Given information
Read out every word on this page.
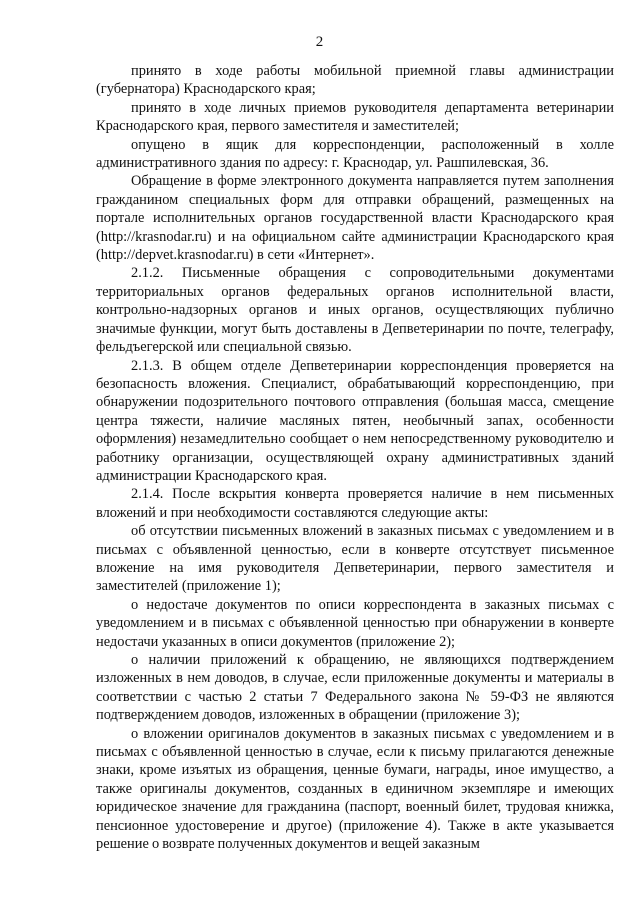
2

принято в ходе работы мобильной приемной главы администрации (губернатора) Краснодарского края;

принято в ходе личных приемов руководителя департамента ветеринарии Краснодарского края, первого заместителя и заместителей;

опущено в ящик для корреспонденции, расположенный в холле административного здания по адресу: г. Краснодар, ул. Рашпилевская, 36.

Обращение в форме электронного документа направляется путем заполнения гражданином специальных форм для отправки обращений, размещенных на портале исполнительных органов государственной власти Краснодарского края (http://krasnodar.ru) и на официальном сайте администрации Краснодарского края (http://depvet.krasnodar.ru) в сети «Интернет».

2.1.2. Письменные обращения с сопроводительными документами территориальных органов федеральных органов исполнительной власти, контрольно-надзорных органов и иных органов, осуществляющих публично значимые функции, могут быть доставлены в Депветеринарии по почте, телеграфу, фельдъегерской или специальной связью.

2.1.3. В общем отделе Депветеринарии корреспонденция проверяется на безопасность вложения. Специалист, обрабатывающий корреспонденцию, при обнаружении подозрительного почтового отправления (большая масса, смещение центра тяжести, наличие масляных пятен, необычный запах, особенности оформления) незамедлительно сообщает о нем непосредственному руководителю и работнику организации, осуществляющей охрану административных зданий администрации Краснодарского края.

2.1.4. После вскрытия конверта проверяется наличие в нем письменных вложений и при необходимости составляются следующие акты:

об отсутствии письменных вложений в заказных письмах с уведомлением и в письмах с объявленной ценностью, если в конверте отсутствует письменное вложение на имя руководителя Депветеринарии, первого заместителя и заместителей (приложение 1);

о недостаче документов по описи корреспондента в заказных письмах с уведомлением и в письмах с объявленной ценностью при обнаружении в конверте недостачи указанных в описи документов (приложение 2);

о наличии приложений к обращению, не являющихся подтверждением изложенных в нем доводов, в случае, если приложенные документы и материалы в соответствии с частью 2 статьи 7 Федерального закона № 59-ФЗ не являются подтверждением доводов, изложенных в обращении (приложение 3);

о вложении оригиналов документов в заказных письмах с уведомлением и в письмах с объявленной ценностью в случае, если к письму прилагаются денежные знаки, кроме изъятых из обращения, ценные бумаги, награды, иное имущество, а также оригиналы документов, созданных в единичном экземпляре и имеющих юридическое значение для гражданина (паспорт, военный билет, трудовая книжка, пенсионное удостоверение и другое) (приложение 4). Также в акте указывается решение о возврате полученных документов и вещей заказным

* * *

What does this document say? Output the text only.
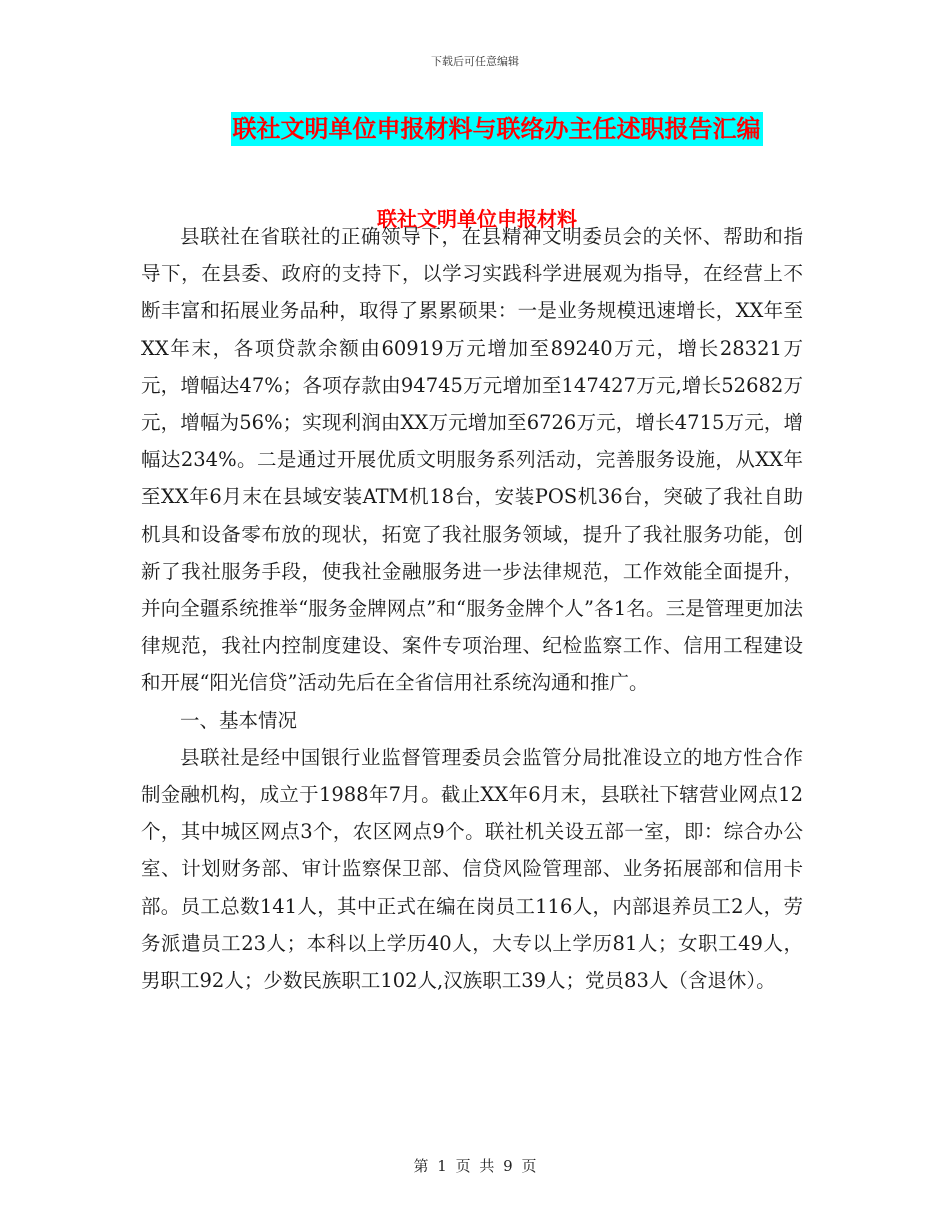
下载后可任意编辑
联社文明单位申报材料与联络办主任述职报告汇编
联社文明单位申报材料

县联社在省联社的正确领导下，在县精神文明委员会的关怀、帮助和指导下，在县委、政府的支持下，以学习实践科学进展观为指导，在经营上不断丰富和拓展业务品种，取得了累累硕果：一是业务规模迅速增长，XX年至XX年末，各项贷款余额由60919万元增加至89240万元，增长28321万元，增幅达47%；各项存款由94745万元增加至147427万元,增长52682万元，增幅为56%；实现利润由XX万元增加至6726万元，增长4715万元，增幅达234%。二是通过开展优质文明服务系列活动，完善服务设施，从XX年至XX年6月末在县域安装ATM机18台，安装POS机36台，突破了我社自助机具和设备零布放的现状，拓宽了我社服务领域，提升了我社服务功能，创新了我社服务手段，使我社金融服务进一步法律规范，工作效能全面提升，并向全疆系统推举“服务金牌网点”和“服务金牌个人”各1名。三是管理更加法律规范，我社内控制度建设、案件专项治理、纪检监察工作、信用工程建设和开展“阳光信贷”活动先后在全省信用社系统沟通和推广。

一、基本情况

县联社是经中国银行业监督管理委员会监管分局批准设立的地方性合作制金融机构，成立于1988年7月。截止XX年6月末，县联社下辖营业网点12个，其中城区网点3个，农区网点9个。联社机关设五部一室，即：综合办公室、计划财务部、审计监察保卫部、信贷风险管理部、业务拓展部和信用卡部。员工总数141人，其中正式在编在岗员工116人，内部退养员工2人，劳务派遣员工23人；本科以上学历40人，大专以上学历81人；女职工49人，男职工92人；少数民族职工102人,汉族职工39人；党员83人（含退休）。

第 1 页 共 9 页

Task instructions
Copy each line in the data that holds the word "ходе".

Problem solution
принято в ходе работы мобильной приемной главы администрации (губернатора) Краснодарского края;
принято в ходе личных приемов руководителя департамента ветеринарии Краснодарского края, первого заместителя и заместителей;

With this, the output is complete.